Echo, verbatim, every line from the one containing "cloud-word: vidéo bbox=[310, 303, 327, 310]" down to the one containing "quick-link-item[interactable]: Bandes dessinées", both included.

___

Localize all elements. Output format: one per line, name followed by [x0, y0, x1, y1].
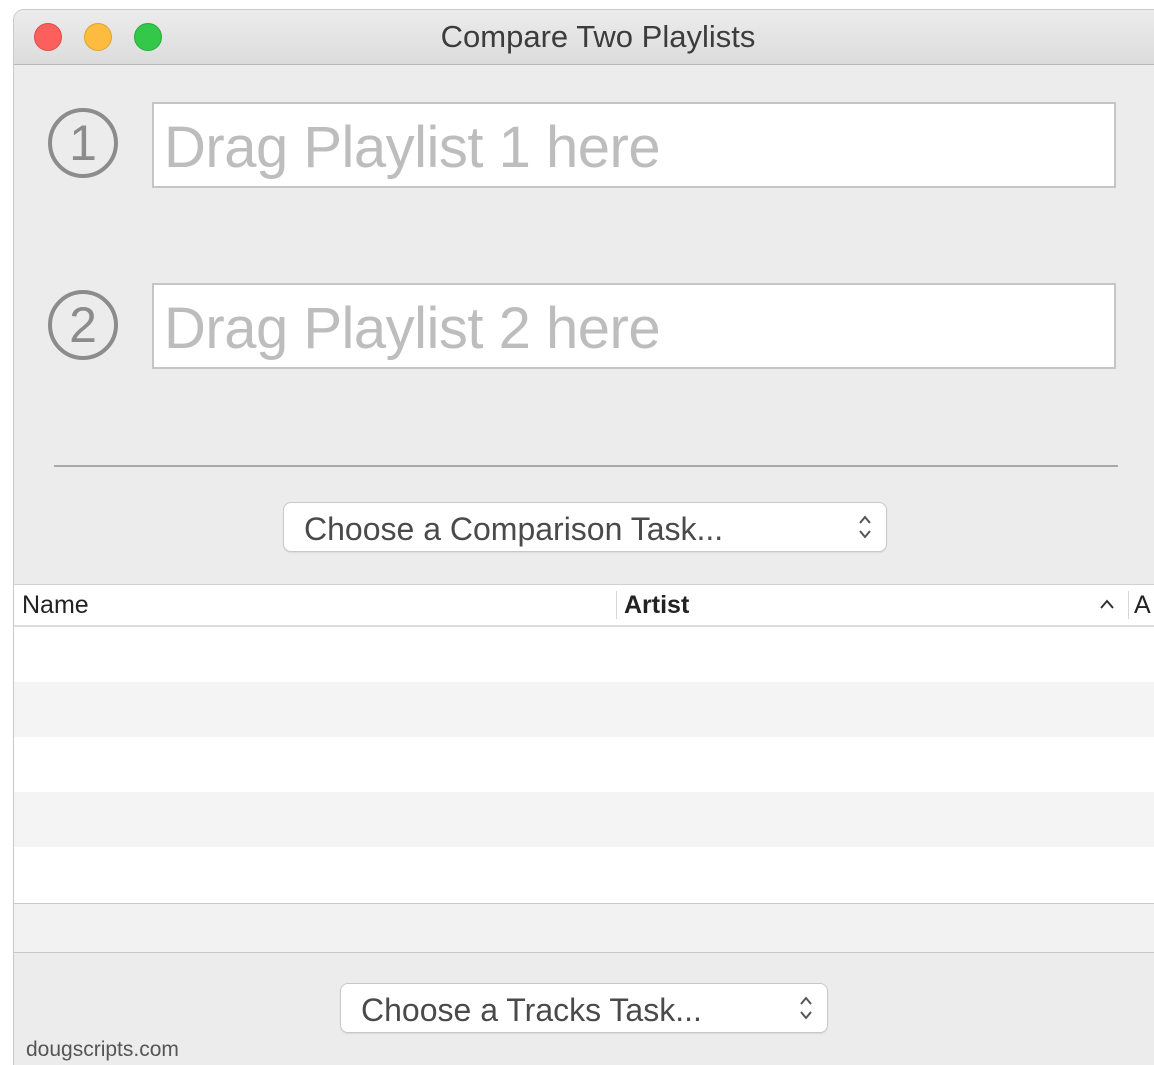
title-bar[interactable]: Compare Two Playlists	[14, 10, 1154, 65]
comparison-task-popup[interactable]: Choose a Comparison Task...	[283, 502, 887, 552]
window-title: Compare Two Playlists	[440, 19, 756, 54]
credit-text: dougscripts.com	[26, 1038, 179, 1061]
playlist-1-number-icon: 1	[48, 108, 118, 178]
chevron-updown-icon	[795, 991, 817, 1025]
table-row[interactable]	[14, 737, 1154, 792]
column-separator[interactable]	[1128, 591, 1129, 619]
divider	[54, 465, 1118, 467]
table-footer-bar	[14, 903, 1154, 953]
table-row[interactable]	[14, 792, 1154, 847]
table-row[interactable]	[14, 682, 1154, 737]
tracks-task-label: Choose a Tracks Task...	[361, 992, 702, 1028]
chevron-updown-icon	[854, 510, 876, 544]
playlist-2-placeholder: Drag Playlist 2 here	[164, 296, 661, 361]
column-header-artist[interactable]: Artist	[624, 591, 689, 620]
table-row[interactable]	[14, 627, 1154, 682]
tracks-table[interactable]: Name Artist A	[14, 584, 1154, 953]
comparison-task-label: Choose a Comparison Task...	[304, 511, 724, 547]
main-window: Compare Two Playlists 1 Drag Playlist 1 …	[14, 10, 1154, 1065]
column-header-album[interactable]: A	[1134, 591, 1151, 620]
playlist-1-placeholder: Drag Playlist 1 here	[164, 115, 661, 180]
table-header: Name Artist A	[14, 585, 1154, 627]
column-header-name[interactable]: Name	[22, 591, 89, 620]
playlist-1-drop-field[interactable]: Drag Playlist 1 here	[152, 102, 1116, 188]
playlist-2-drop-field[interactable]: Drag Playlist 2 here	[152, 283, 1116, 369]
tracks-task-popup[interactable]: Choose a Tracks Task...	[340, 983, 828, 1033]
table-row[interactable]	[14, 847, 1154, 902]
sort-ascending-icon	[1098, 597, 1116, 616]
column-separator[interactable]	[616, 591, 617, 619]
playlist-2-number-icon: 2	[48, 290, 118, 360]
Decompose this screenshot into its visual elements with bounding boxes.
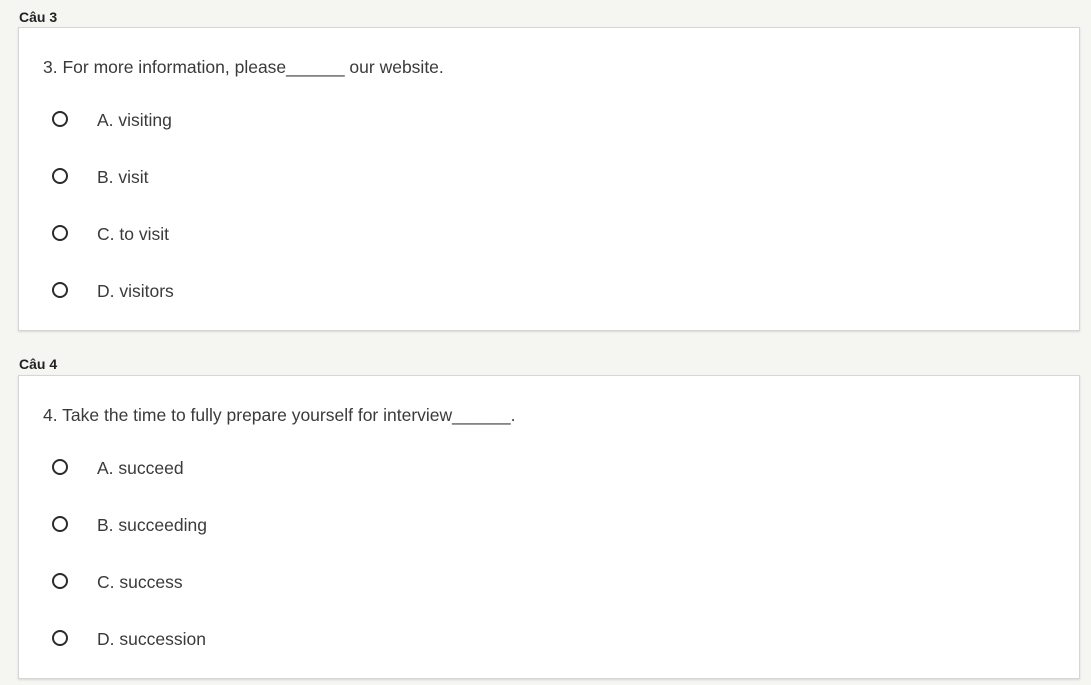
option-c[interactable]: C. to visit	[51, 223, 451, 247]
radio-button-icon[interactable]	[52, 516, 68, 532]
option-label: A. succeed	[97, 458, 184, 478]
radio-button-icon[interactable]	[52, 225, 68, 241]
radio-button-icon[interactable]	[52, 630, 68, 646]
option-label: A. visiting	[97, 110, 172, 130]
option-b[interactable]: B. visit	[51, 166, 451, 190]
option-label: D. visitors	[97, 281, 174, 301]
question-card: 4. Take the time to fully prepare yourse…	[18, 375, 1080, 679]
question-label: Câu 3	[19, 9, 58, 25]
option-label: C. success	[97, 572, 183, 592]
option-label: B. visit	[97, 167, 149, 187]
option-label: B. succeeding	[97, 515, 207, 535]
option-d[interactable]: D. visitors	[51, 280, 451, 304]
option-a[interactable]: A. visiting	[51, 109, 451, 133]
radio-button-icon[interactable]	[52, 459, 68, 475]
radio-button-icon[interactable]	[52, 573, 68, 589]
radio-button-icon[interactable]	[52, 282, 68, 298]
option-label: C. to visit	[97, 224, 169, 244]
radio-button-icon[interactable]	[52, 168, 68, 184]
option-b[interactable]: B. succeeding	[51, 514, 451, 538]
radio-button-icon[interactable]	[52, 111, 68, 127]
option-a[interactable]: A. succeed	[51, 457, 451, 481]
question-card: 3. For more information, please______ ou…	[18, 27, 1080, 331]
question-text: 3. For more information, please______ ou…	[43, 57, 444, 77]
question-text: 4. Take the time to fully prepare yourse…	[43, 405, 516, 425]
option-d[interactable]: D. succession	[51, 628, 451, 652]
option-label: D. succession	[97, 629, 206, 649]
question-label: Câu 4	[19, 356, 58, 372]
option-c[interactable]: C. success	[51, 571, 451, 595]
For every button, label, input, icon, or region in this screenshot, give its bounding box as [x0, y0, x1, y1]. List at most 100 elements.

___

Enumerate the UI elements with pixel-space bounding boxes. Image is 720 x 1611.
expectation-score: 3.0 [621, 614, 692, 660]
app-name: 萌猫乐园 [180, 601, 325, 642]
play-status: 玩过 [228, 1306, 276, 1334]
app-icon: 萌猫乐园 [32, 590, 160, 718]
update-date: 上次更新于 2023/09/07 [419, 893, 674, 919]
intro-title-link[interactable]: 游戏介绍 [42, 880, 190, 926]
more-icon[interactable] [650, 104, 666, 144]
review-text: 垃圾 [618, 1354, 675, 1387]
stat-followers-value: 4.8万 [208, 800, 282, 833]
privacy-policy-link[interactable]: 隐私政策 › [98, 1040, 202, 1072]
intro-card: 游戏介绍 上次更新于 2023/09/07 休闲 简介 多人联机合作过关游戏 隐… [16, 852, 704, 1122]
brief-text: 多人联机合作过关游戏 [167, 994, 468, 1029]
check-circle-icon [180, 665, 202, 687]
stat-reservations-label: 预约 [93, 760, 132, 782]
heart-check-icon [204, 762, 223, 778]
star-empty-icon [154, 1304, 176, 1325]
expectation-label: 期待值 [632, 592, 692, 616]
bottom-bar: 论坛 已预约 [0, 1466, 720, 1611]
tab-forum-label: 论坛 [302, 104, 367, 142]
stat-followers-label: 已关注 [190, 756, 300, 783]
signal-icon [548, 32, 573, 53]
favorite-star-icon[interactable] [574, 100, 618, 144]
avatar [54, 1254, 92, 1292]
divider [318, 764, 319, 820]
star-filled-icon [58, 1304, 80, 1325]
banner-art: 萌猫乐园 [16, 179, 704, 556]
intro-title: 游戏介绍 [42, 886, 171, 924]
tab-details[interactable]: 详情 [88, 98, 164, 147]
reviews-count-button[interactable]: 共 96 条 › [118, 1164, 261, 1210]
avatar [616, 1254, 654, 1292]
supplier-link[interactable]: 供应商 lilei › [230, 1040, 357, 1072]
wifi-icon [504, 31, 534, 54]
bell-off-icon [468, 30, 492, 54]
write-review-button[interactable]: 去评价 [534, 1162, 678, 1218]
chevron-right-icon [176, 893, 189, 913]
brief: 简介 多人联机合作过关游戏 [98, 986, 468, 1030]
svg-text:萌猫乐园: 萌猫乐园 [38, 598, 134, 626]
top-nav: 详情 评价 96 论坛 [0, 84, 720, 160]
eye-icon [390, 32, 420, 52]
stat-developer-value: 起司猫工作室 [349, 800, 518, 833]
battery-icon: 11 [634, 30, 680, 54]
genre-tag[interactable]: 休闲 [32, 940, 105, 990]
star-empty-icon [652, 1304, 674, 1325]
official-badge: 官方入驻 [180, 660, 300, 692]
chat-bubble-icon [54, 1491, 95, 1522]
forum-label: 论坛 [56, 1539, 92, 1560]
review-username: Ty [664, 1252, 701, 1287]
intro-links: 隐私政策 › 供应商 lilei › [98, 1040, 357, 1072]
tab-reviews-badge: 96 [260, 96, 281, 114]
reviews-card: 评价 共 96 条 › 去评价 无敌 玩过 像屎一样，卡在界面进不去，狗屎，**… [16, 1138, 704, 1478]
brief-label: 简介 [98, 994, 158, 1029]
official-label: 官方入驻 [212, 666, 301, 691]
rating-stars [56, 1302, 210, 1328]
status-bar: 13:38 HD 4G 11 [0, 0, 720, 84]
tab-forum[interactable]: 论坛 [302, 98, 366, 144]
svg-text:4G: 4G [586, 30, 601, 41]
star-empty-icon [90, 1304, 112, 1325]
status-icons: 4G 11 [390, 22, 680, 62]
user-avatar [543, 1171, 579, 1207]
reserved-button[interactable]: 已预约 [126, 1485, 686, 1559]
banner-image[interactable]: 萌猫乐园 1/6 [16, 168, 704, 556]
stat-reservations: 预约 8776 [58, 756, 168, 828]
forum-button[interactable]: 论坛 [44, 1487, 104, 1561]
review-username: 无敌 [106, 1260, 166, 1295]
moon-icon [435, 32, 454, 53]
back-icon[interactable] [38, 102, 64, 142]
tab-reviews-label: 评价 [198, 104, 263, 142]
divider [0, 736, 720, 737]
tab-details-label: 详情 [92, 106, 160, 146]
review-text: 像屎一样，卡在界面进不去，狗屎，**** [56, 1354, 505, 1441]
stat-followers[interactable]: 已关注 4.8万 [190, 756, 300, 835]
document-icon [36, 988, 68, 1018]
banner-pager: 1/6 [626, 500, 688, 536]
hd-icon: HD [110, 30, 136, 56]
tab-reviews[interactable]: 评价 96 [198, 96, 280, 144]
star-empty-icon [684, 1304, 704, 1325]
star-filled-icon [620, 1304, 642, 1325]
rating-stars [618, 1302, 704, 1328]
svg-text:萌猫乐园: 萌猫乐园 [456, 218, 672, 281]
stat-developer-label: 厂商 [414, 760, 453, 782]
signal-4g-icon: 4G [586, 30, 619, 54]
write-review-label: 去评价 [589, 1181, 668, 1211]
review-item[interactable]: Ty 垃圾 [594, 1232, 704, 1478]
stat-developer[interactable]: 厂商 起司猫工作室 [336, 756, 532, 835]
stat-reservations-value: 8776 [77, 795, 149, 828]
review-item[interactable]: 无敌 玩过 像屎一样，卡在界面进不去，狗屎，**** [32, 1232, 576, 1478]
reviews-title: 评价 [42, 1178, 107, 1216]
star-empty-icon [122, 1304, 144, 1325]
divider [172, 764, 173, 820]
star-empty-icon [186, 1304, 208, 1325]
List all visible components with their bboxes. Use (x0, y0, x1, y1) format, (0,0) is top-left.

___

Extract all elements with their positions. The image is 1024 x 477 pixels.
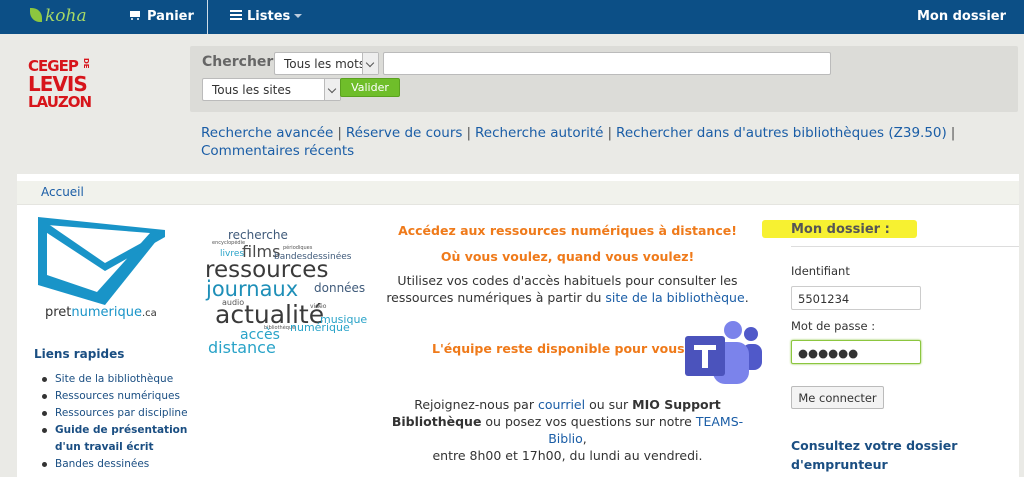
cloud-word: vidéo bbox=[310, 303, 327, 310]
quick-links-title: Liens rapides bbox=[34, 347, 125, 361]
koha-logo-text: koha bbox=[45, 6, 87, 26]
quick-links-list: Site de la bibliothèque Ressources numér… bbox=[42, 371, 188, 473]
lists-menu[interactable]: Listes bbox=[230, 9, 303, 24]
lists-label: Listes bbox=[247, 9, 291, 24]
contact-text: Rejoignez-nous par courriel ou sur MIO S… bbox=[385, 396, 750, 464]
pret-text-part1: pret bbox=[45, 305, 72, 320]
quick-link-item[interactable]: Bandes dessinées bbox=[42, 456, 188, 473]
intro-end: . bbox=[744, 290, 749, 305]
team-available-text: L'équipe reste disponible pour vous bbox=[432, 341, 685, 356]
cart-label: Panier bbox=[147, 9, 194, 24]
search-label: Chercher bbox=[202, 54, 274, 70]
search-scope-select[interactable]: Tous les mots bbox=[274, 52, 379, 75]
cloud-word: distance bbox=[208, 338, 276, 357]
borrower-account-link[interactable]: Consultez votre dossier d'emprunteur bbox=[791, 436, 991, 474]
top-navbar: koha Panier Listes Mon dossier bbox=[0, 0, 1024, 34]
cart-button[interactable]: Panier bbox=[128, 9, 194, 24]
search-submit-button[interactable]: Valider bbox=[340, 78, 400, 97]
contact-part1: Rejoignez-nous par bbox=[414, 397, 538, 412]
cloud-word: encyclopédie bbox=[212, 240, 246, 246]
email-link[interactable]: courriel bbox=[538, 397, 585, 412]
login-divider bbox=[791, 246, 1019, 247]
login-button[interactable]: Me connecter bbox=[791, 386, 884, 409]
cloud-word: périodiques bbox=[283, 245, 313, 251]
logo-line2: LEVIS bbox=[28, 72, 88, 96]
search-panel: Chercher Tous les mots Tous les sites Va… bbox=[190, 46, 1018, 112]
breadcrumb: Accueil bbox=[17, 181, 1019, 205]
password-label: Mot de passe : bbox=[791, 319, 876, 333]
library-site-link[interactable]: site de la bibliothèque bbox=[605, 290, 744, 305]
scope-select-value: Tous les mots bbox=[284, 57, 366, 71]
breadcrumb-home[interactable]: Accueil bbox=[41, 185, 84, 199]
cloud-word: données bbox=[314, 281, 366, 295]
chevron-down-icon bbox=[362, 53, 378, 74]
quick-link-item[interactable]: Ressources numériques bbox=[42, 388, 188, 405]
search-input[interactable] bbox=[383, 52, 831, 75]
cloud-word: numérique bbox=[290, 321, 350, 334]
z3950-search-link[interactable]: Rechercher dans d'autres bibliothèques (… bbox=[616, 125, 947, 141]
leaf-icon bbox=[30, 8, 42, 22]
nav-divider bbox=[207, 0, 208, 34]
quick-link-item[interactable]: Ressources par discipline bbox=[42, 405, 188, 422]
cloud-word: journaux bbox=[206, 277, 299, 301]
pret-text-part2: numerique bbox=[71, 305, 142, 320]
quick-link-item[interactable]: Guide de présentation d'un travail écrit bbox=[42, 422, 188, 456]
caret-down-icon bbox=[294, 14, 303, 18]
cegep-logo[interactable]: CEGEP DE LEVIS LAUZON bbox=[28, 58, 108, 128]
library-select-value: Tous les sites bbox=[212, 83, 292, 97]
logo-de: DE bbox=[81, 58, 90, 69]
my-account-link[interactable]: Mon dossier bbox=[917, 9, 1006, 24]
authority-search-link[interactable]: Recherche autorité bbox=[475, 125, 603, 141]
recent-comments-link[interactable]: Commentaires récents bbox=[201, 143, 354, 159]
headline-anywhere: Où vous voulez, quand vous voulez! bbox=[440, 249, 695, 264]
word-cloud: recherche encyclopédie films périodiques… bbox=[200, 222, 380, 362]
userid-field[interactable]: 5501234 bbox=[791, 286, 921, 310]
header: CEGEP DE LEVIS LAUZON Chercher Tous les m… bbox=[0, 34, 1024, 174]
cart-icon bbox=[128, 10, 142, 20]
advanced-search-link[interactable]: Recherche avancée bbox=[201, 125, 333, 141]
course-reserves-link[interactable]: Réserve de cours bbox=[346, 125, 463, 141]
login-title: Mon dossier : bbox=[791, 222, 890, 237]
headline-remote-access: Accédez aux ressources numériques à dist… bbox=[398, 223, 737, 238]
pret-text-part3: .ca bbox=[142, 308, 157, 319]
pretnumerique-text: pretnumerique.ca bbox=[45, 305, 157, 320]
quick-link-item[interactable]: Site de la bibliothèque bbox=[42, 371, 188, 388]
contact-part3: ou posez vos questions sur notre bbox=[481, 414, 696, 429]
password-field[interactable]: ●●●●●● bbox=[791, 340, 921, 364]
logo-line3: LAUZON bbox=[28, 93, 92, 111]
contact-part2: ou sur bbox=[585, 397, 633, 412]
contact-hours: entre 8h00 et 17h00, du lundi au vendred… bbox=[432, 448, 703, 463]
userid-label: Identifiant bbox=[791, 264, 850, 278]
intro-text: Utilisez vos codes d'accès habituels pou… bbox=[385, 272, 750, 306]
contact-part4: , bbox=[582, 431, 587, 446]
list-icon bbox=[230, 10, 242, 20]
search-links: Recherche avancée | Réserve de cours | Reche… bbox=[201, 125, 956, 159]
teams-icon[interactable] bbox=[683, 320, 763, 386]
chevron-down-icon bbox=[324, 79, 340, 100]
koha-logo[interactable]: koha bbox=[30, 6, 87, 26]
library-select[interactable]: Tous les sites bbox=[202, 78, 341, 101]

___

[OUTPUT]
cloud-word: vidéo bbox=[310, 303, 327, 310]
quick-links-title: Liens rapides bbox=[34, 347, 125, 361]
koha-logo-text: koha bbox=[45, 6, 87, 26]
quick-links-list: Site de la bibliothèque Ressources numér… bbox=[42, 371, 188, 473]
lists-menu[interactable]: Listes bbox=[230, 9, 303, 24]
lists-label: Listes bbox=[247, 9, 291, 24]
contact-text: Rejoignez-nous par courriel ou sur MIO S… bbox=[385, 396, 750, 464]
pret-text-part1: pret bbox=[45, 305, 72, 320]
quick-link-item[interactable]: Bandes dessinées bbox=[42, 456, 188, 473]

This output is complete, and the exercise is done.